Task directions:
With the pictures left out, write out exactly the lines from the one containing "Read this page and output its text content." through the end.

(Data listing)
________________________
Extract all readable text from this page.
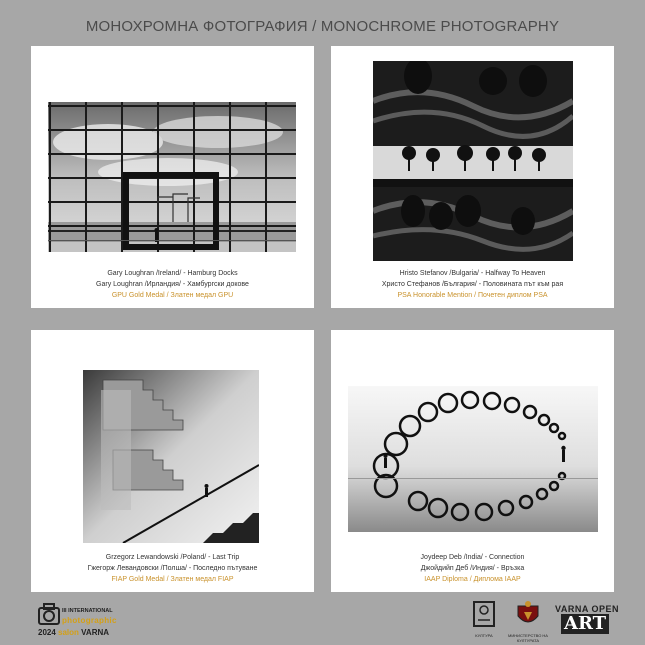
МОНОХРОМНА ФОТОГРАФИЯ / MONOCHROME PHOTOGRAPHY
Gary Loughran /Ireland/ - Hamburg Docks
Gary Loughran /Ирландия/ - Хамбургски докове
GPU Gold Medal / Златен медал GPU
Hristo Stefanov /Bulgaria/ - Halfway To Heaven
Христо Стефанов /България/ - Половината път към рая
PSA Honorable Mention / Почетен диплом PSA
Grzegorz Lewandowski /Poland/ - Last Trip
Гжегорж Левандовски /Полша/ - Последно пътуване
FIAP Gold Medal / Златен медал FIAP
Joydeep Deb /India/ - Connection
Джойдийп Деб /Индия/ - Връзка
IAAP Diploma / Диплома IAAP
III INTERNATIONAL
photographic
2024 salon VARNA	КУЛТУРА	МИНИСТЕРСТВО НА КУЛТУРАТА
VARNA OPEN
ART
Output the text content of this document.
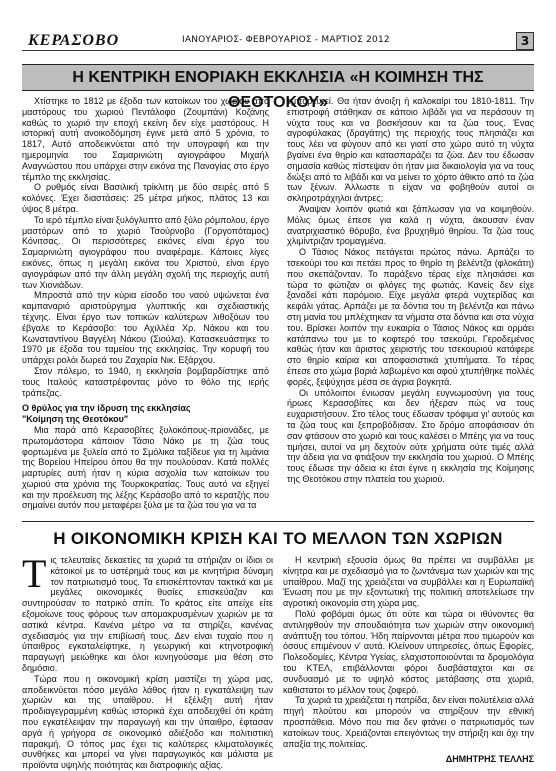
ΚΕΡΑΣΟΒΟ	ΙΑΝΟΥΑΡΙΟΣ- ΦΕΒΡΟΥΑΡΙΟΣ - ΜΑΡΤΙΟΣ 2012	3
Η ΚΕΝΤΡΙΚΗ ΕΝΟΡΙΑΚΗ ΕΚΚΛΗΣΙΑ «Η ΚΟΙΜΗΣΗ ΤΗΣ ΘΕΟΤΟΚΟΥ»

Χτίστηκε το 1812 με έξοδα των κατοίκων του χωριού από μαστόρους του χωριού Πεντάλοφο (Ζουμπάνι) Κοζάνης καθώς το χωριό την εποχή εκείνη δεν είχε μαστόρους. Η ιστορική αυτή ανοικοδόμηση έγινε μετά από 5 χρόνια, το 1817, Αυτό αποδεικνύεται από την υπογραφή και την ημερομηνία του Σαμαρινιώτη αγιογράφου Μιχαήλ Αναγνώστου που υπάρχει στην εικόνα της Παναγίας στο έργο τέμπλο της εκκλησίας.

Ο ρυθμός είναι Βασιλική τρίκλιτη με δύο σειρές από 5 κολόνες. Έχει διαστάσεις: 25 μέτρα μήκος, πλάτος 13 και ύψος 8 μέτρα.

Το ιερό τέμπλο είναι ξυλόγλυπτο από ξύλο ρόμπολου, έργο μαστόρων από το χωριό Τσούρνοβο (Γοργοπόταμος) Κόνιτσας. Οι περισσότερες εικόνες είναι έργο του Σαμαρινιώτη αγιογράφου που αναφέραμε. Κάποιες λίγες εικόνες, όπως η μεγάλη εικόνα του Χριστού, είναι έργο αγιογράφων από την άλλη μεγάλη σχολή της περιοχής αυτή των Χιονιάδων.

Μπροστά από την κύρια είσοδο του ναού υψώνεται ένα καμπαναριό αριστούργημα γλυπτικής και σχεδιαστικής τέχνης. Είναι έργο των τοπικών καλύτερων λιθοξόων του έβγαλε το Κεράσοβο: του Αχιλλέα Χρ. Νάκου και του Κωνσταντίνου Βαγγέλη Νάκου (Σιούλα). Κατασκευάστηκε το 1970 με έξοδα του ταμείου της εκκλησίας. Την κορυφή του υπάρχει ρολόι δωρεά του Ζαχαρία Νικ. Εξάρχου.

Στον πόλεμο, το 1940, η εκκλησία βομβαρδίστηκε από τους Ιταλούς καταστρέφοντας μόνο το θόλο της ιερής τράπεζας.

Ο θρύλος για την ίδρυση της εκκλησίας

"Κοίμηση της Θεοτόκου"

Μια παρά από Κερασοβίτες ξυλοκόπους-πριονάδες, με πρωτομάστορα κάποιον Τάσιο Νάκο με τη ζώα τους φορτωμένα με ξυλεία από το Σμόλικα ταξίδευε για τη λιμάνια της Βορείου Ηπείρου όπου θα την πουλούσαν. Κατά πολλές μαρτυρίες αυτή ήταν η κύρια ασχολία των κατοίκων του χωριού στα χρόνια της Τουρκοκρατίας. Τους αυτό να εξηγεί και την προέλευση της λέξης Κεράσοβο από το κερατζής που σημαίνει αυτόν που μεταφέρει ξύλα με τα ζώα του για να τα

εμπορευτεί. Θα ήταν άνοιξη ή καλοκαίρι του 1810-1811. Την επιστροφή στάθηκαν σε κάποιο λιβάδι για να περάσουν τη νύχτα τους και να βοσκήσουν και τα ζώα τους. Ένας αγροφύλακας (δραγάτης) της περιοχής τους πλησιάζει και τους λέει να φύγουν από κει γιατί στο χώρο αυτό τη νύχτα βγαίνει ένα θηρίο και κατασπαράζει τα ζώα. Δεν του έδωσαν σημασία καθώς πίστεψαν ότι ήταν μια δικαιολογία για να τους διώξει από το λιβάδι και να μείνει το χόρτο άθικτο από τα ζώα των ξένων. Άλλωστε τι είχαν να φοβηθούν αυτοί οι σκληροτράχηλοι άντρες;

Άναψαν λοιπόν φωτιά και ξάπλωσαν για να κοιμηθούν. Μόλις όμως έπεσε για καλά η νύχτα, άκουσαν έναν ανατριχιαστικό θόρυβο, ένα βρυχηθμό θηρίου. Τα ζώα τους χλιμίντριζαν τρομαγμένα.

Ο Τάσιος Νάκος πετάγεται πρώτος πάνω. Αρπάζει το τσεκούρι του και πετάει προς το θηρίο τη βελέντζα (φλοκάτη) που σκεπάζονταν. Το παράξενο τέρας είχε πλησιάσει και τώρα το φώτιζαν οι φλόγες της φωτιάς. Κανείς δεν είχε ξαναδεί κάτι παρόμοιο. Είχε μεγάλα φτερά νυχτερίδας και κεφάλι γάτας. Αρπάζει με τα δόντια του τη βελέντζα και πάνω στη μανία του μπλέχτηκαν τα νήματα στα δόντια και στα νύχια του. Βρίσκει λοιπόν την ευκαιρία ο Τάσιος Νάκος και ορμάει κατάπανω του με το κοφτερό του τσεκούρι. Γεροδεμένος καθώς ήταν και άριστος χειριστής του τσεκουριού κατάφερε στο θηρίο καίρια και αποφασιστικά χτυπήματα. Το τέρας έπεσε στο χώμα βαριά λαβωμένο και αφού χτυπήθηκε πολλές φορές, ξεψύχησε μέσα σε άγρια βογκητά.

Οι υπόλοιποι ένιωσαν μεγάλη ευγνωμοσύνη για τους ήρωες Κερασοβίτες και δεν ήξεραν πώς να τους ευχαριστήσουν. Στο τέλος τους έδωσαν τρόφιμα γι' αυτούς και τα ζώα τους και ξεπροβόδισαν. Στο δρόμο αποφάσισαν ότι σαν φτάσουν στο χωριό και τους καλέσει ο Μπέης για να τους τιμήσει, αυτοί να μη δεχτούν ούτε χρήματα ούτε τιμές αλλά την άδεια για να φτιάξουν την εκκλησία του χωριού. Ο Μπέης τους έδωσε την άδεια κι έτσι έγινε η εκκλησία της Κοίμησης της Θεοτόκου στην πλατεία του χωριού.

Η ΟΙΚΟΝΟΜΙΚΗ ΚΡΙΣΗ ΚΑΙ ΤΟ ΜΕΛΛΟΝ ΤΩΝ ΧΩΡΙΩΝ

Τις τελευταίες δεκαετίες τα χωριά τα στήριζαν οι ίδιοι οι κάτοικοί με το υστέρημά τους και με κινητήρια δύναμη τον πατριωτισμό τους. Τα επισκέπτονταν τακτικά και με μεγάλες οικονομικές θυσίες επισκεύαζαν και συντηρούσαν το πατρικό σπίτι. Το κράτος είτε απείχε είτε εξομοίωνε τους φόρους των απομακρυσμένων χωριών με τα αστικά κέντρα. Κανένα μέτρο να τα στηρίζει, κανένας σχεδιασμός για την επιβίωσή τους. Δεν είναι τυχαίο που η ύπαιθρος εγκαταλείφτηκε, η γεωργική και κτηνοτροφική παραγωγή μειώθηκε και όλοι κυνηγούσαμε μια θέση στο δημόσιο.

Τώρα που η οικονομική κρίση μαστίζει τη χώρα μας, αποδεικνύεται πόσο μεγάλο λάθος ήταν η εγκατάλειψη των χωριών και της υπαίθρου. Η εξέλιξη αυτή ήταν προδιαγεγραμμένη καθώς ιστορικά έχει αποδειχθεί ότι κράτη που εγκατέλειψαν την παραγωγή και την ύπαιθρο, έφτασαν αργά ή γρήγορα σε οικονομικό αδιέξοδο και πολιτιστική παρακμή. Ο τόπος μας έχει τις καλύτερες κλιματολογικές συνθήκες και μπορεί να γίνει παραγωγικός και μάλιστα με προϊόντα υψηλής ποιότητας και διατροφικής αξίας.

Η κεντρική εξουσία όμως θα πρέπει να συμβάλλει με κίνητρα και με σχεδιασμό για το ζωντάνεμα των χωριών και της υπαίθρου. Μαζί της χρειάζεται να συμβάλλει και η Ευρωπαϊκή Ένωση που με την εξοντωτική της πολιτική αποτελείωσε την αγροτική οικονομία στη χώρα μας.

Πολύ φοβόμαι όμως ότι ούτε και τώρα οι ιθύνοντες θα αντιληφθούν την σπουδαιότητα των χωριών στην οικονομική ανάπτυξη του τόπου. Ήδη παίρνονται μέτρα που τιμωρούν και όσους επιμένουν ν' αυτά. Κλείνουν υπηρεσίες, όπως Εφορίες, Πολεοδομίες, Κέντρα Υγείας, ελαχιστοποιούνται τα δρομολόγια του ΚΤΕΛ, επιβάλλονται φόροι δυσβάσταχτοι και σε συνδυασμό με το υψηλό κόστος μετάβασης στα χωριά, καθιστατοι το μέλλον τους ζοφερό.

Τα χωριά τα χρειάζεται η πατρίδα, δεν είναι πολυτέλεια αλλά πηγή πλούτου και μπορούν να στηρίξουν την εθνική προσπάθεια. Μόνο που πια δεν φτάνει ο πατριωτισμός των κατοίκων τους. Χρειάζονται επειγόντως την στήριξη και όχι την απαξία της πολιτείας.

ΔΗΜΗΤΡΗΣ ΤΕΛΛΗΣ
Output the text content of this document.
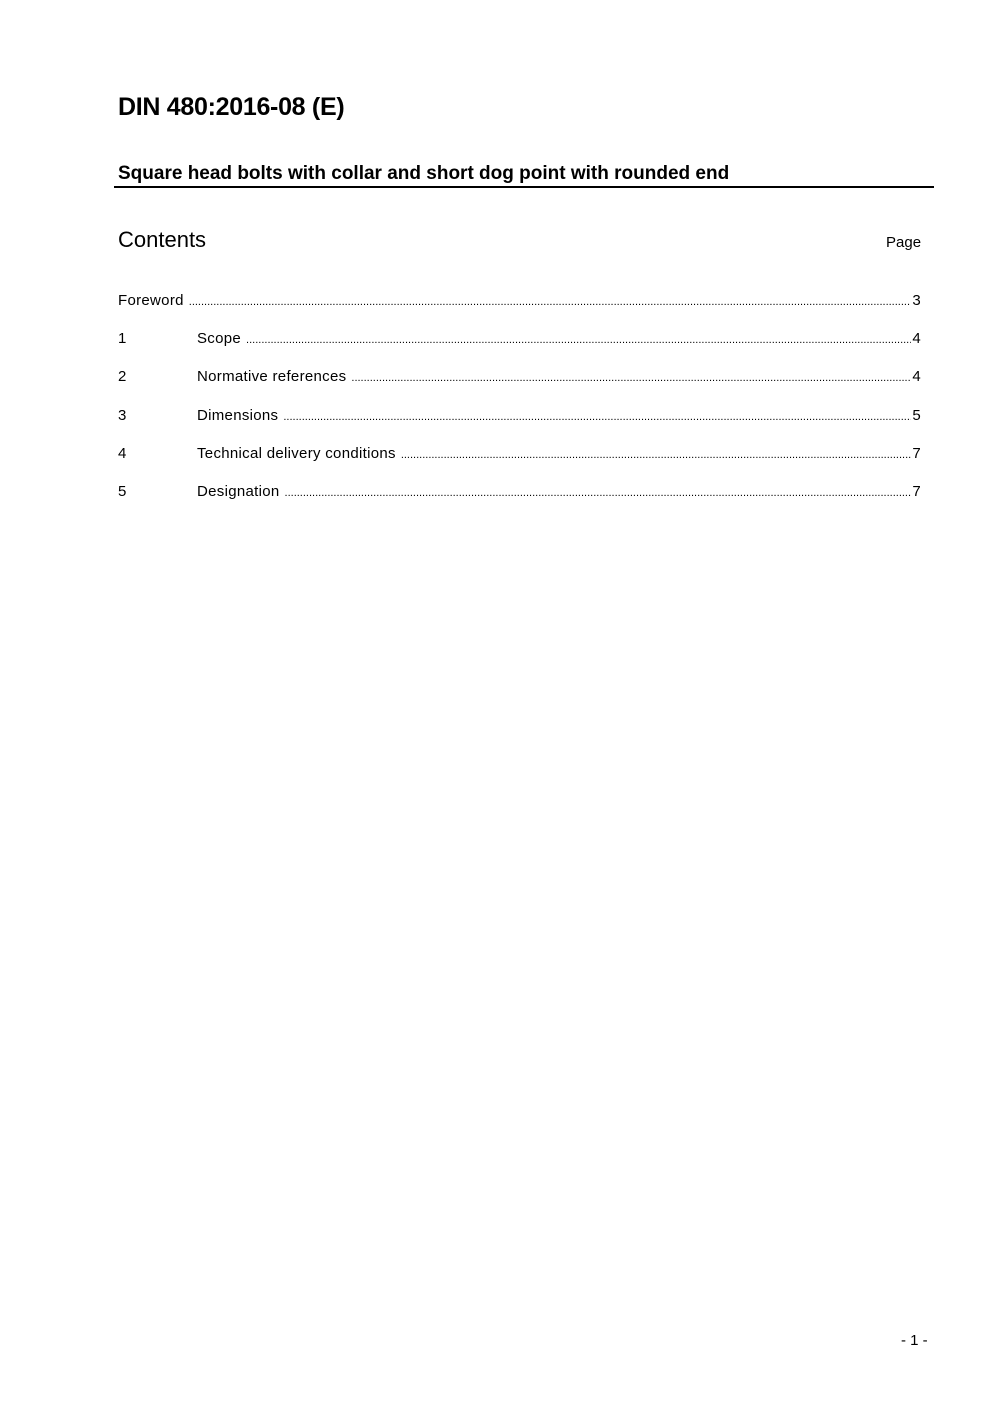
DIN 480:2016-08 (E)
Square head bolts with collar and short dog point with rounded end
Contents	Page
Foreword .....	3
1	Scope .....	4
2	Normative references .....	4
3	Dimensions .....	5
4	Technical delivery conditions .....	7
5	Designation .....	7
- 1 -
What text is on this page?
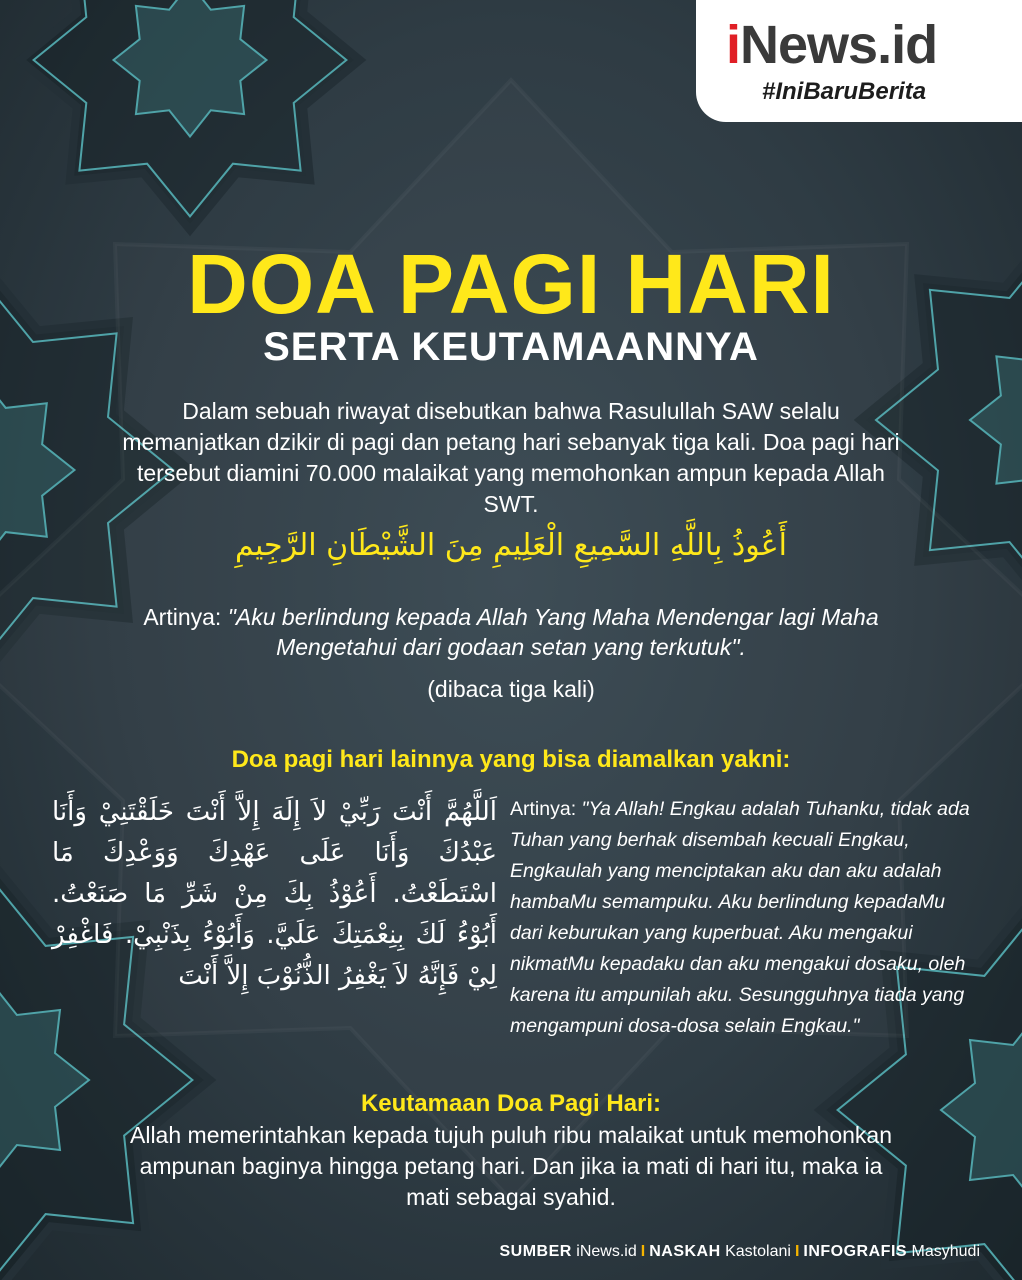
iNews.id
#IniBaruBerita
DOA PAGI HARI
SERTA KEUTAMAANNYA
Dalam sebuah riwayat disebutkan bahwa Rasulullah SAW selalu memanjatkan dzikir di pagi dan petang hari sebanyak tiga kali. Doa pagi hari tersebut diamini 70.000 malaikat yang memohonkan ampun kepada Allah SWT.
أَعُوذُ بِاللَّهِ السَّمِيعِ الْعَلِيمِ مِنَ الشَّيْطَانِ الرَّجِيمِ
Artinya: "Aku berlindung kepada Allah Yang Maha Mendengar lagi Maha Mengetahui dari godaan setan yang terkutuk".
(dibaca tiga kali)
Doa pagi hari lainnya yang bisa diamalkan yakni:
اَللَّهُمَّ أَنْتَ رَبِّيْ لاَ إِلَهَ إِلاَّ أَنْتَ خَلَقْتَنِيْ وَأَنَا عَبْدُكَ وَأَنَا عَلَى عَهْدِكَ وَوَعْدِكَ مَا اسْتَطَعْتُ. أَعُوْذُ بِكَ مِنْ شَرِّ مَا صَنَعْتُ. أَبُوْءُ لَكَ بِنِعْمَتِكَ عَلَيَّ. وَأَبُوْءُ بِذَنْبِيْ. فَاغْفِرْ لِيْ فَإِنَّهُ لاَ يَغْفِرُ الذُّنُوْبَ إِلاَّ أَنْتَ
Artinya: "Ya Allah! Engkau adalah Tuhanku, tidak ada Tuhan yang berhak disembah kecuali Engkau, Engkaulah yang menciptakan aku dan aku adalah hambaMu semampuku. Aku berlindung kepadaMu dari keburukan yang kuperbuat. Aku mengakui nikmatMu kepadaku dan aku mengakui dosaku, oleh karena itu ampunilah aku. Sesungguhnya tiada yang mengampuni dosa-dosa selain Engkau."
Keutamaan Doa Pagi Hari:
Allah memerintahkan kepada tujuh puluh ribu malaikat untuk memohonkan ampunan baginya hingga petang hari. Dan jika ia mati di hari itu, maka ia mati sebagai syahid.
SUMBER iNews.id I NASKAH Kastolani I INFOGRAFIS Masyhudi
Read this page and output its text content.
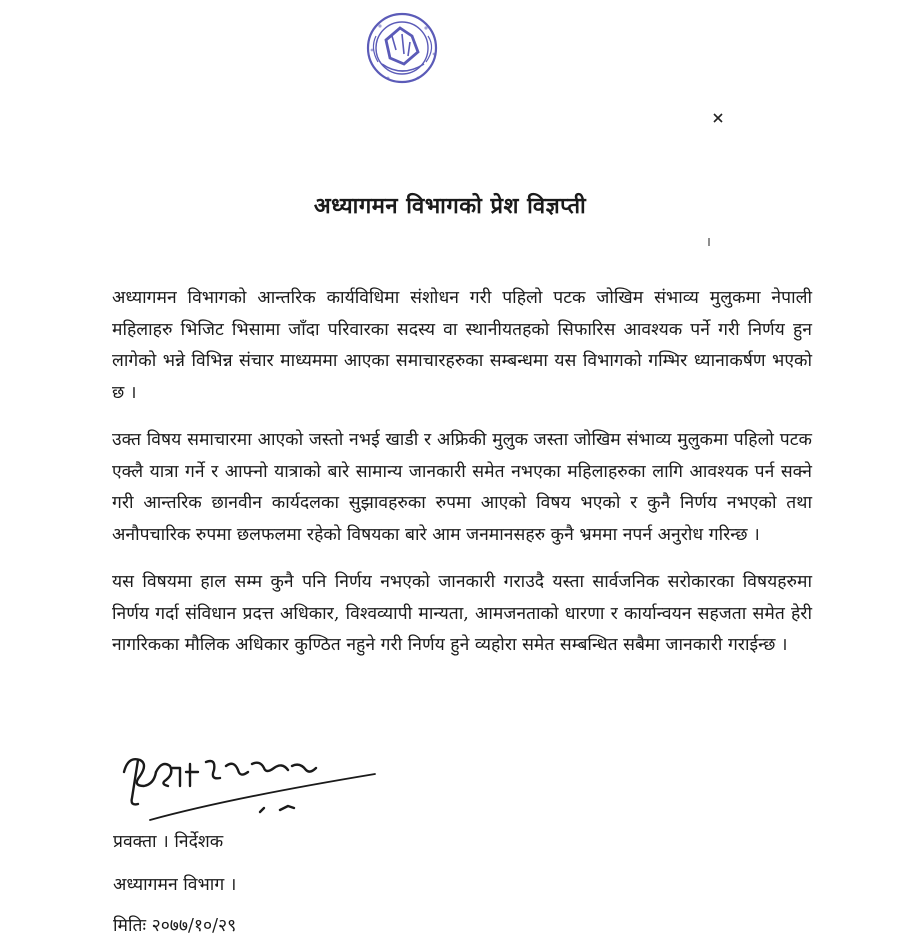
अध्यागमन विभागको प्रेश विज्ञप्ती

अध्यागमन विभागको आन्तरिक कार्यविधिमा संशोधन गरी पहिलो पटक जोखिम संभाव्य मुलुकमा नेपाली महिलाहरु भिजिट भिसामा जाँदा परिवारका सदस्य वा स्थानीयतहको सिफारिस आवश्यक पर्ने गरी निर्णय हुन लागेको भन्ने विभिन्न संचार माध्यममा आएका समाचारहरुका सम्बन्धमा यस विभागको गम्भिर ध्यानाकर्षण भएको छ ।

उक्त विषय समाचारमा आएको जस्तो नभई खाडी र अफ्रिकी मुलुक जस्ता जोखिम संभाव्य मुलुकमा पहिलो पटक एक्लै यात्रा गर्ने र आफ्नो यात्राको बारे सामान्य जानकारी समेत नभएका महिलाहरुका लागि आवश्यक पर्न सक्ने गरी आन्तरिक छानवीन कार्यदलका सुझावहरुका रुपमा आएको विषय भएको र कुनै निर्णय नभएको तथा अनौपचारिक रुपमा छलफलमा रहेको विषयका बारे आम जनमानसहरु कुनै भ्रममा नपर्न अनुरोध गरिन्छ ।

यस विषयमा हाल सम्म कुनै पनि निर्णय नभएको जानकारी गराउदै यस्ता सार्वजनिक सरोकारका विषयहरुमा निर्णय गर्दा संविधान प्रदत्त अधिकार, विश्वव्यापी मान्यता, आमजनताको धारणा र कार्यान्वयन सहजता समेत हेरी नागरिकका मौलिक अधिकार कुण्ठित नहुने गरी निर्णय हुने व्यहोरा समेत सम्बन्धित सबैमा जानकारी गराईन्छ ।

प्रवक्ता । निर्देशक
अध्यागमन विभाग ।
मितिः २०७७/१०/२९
________________________
The completed task:
Read this page and output its text content.
अध्यागमन विभागको प्रेश विज्ञप्ती

अध्यागमन विभागको आन्तरिक कार्यविधिमा संशोधन गरी पहिलो पटक जोखिम संभाव्य मुलुकमा नेपाली महिलाहरु भिजिट भिसामा जाँदा परिवारका सदस्य वा स्थानीयतहको सिफारिस आवश्यक पर्ने गरी निर्णय हुन लागेको भन्ने विभिन्न संचार माध्यममा आएका समाचारहरुका सम्बन्धमा यस विभागको गम्भिर ध्यानाकर्षण भएको छ ।

उक्त विषय समाचारमा आएको जस्तो नभई खाडी र अफ्रिकी मुलुक जस्ता जोखिम संभाव्य मुलुकमा पहिलो पटक एक्लै यात्रा गर्ने र आफ्नो यात्राको बारे सामान्य जानकारी समेत नभएका महिलाहरुका लागि आवश्यक पर्न सक्ने गरी आन्तरिक छानवीन कार्यदलका सुझावहरुका रुपमा आएको विषय भएको र कुनै निर्णय नभएको तथा अनौपचारिक रुपमा छलफलमा रहेको विषयका बारे आम जनमानसहरु कुनै भ्रममा नपर्न अनुरोध गरिन्छ ।

यस विषयमा हाल सम्म कुनै पनि निर्णय नभएको जानकारी गराउदै यस्ता सार्वजनिक सरोकारका विषयहरुमा निर्णय गर्दा संविधान प्रदत्त अधिकार, विश्वव्यापी मान्यता, आमजनताको धारणा र कार्यान्वयन सहजता समेत हेरी नागरिकका मौलिक अधिकार कुण्ठित नहुने गरी निर्णय हुने व्यहोरा समेत सम्बन्धित सबैमा जानकारी गराईन्छ ।

प्रवक्ता । निर्देशक
अध्यागमन विभाग ।
मितिः २०७७/१०/२९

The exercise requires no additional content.